## What you will do:
Print each line exactly as it is given.

## Data entries:

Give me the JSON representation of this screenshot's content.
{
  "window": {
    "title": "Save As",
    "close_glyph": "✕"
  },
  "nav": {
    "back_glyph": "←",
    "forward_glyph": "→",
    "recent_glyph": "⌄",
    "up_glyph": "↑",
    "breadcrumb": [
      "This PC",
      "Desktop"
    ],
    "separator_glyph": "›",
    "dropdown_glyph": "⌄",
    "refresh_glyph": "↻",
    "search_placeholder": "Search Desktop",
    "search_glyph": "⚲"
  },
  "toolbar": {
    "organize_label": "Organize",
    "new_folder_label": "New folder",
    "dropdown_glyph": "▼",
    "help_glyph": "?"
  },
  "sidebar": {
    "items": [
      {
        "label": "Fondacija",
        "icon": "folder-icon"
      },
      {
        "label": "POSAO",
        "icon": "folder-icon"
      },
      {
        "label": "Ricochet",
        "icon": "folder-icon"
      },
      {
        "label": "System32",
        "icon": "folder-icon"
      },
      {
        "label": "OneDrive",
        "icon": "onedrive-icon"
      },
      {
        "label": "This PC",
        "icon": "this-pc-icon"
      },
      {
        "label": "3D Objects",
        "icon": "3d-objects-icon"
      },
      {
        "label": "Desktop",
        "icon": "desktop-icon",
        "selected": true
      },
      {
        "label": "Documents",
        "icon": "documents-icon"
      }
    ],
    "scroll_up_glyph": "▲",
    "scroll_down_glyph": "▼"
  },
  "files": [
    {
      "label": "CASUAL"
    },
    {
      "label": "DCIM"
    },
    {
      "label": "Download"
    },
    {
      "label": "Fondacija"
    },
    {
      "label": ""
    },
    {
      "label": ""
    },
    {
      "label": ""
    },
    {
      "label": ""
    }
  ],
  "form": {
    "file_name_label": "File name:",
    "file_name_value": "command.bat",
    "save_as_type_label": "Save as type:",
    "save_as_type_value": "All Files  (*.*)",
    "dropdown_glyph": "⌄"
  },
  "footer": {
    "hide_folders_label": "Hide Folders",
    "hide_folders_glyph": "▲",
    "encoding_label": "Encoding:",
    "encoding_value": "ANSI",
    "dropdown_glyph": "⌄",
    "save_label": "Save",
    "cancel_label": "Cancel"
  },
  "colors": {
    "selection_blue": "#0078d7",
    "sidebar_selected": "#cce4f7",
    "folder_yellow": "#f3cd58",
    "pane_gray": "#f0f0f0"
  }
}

## Solution to this problem:
Give me the JSON representation of this screenshot's content.
{
  "window": {
    "title": "Save As",
    "close_glyph": "✕"
  },
  "nav": {
    "back_glyph": "←",
    "forward_glyph": "→",
    "recent_glyph": "⌄",
    "up_glyph": "↑",
    "breadcrumb": [
      "This PC",
      "Desktop"
    ],
    "separator_glyph": "›",
    "dropdown_glyph": "⌄",
    "refresh_glyph": "↻",
    "search_placeholder": "Search Desktop",
    "search_glyph": "⚲"
  },
  "toolbar": {
    "organize_label": "Organize",
    "new_folder_label": "New folder",
    "dropdown_glyph": "▼",
    "help_glyph": "?"
  },
  "sidebar": {
    "items": [
      {
        "label": "Fondacija",
        "icon": "folder-icon"
      },
      {
        "label": "POSAO",
        "icon": "folder-icon"
      },
      {
        "label": "Ricochet",
        "icon": "folder-icon"
      },
      {
        "label": "System32",
        "icon": "folder-icon"
      },
      {
        "label": "OneDrive",
        "icon": "onedrive-icon"
      },
      {
        "label": "This PC",
        "icon": "this-pc-icon"
      },
      {
        "label": "3D Objects",
        "icon": "3d-objects-icon"
      },
      {
        "label": "Desktop",
        "icon": "desktop-icon",
        "selected": true
      },
      {
        "label": "Documents",
        "icon": "documents-icon"
      }
    ],
    "scroll_up_glyph": "▲",
    "scroll_down_glyph": "▼"
  },
  "files": [
    {
      "label": "CASUAL"
    },
    {
      "label": "DCIM"
    },
    {
      "label": "Download"
    },
    {
      "label": "Fondacija"
    },
    {
      "label": ""
    },
    {
      "label": ""
    },
    {
      "label": ""
    },
    {
      "label": ""
    }
  ],
  "form": {
    "file_name_label": "File name:",
    "file_name_value": "command.bat",
    "save_as_type_label": "Save as type:",
    "save_as_type_value": "All Files  (*.*)",
    "dropdown_glyph": "⌄"
  },
  "footer": {
    "hide_folders_label": "Hide Folders",
    "hide_folders_glyph": "▲",
    "encoding_label": "Encoding:",
    "encoding_value": "ANSI",
    "dropdown_glyph": "⌄",
    "save_label": "Save",
    "cancel_label": "Cancel"
  },
  "colors": {
    "selection_blue": "#0078d7",
    "sidebar_selected": "#cce4f7",
    "folder_yellow": "#f3cd58",
    "pane_gray": "#f0f0f0"
  }
}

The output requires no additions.